━━━━━ DATASET EXTRACT

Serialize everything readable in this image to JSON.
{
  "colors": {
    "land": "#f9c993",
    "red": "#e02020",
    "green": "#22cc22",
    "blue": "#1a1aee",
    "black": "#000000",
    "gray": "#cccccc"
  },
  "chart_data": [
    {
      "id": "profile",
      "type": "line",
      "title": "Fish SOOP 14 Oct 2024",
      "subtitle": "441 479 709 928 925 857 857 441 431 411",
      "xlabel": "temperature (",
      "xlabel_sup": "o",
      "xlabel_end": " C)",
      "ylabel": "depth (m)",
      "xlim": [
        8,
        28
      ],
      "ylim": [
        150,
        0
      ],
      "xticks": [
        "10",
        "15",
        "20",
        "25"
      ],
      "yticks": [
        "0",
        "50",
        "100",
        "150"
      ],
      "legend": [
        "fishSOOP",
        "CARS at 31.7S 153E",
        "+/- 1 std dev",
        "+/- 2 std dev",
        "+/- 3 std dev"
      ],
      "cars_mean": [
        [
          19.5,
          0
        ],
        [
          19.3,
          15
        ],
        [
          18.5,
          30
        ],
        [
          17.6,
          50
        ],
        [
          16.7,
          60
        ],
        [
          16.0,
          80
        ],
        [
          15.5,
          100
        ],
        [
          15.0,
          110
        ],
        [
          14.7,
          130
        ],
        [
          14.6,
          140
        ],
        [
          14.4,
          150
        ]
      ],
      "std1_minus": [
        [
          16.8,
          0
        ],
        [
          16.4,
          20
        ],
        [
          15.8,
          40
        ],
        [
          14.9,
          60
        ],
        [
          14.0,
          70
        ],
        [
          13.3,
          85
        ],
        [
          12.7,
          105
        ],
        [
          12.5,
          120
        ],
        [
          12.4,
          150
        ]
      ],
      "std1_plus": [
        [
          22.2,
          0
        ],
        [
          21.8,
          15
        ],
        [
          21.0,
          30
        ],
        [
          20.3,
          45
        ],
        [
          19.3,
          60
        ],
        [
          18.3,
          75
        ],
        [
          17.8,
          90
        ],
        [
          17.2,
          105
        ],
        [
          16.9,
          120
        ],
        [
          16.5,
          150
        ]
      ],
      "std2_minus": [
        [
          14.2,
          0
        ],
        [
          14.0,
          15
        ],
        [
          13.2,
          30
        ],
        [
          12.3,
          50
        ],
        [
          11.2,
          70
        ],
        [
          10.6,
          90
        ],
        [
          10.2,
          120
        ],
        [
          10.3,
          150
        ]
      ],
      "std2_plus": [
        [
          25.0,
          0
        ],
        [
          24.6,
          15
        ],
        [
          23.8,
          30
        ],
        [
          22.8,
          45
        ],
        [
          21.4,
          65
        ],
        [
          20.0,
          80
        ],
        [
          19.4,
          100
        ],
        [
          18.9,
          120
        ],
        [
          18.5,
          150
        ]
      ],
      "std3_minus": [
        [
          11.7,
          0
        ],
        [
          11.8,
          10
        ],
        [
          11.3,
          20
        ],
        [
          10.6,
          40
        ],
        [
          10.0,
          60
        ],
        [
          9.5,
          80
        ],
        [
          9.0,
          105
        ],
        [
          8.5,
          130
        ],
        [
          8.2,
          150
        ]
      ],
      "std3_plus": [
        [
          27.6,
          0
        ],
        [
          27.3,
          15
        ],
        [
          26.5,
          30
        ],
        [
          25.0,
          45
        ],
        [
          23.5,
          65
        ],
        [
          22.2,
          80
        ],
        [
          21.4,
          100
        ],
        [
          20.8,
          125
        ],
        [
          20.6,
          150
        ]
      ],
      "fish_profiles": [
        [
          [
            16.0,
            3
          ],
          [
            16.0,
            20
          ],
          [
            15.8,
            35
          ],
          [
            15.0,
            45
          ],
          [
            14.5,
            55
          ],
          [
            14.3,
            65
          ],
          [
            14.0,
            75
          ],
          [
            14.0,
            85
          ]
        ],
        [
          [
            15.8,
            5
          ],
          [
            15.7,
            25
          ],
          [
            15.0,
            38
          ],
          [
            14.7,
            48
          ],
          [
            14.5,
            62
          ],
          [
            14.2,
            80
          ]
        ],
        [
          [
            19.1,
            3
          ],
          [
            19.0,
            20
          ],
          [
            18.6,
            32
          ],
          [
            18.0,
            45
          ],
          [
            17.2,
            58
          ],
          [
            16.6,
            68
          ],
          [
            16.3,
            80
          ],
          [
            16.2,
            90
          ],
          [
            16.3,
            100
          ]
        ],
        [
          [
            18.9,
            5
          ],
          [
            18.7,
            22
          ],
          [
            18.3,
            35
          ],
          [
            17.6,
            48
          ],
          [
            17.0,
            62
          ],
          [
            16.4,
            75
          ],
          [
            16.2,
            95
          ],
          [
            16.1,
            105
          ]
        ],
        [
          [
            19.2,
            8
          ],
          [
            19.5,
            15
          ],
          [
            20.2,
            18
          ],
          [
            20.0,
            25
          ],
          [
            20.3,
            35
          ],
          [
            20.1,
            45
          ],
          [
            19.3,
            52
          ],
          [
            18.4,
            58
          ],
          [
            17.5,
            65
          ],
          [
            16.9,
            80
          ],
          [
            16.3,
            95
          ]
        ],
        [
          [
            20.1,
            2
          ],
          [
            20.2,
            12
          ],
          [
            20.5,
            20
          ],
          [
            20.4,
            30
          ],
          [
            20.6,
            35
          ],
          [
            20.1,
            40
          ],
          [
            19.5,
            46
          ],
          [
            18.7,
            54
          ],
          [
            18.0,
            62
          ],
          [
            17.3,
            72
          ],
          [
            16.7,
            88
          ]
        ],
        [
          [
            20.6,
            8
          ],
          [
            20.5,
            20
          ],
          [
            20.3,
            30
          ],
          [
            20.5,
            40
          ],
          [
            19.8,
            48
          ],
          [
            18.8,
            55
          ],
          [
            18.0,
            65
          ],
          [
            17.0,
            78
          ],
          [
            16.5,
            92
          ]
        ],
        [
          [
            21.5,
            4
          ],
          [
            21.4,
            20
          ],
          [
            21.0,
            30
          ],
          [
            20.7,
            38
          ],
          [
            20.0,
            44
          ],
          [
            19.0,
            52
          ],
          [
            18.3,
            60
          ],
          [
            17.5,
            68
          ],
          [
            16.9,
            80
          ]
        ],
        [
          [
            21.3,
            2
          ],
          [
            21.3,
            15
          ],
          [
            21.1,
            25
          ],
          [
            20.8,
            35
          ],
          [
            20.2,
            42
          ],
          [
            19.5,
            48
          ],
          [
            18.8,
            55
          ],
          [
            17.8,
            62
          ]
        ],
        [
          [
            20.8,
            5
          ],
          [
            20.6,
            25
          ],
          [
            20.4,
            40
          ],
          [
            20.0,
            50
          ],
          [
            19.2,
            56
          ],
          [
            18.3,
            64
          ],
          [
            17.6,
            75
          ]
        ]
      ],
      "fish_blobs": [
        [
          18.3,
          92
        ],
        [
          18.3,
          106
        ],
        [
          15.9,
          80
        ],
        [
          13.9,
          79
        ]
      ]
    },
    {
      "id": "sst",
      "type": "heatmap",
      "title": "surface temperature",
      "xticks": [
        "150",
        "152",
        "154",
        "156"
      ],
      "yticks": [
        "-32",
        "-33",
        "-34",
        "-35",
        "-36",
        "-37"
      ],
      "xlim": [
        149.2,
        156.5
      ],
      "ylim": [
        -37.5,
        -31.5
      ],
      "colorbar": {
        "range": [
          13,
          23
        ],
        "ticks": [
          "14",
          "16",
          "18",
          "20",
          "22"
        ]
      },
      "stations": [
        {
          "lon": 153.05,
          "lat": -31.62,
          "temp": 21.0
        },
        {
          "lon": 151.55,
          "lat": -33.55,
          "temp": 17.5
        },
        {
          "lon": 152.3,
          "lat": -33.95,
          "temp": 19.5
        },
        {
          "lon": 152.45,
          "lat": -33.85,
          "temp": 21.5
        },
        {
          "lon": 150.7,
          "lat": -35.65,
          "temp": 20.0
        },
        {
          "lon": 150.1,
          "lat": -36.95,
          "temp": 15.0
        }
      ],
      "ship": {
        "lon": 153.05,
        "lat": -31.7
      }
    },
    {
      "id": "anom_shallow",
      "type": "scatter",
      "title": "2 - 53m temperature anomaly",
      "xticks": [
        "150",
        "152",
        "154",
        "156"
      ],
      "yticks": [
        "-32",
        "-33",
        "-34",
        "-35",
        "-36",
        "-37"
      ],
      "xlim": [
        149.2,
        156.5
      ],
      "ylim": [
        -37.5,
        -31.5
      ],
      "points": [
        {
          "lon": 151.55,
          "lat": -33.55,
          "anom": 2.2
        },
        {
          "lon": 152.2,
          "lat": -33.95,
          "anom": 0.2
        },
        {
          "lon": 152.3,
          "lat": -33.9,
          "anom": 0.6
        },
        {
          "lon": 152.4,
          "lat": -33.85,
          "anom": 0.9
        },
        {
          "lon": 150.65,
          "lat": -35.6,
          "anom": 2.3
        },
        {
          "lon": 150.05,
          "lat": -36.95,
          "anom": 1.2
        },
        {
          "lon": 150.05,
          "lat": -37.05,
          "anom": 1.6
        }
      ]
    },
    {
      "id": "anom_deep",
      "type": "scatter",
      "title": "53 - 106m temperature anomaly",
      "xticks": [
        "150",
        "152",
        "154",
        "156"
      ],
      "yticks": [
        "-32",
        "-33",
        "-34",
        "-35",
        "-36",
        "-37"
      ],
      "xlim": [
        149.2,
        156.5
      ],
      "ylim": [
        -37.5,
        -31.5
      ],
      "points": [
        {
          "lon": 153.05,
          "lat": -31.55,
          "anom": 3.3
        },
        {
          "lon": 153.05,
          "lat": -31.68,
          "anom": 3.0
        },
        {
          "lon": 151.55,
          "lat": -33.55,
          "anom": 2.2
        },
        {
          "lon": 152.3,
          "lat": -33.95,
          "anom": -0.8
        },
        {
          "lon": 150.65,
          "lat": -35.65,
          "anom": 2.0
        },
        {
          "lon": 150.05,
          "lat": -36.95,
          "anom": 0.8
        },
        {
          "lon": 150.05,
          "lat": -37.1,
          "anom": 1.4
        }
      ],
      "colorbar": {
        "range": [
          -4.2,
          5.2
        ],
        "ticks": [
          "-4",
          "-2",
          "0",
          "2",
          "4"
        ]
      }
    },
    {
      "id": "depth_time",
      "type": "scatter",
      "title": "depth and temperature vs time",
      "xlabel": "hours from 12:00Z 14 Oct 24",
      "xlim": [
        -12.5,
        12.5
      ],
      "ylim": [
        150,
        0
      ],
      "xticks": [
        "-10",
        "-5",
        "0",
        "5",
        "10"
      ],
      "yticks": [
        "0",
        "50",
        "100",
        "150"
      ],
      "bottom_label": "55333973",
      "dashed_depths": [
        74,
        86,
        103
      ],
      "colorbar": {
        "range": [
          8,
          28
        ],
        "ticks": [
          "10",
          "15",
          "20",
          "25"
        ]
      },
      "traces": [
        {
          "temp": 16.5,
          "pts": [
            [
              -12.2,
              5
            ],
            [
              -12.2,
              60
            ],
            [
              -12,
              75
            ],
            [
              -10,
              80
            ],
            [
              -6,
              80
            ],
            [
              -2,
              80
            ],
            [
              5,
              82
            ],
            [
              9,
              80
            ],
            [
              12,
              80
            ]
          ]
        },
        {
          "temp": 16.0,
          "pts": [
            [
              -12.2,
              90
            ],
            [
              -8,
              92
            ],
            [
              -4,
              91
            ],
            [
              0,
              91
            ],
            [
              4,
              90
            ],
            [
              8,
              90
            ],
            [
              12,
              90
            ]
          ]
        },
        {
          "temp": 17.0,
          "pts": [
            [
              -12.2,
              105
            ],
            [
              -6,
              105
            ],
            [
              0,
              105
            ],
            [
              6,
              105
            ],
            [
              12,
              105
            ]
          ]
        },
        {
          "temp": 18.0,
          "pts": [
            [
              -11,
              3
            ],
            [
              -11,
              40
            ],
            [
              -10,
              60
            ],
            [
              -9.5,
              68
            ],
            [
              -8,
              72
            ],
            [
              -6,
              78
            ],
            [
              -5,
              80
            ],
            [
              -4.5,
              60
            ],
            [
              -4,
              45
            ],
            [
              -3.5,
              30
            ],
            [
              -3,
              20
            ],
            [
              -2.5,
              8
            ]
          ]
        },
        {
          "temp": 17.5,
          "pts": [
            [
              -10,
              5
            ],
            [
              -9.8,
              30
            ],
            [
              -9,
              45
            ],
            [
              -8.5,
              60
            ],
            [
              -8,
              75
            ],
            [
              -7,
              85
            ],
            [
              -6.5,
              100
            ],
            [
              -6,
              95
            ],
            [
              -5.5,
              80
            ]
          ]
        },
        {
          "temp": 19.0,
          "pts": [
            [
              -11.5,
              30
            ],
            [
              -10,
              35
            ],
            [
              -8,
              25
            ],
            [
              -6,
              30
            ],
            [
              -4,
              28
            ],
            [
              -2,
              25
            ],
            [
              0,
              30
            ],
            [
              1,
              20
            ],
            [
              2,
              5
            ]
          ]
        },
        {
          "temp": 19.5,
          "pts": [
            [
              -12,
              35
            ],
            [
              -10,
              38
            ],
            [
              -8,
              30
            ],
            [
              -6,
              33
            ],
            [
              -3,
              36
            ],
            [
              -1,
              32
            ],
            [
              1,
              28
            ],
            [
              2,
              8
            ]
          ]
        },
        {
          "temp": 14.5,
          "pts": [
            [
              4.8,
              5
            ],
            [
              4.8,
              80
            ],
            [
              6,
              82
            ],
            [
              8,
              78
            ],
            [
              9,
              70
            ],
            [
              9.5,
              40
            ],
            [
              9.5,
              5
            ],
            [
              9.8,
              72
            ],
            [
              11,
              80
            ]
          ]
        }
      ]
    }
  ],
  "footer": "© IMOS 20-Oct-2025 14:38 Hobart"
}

━━━━━━━━━━

▸ **YOUR TASK**
Copy all lines from the material that include "temperature".

▸ **WRITTEN SOLUTION**
      "xlabel": "temperature (",
      "title": "surface temperature",
      "title": "2 - 53m temperature anomaly",
      "title": "53 - 106m temperature anomaly",
      "title": "depth and temperature vs time",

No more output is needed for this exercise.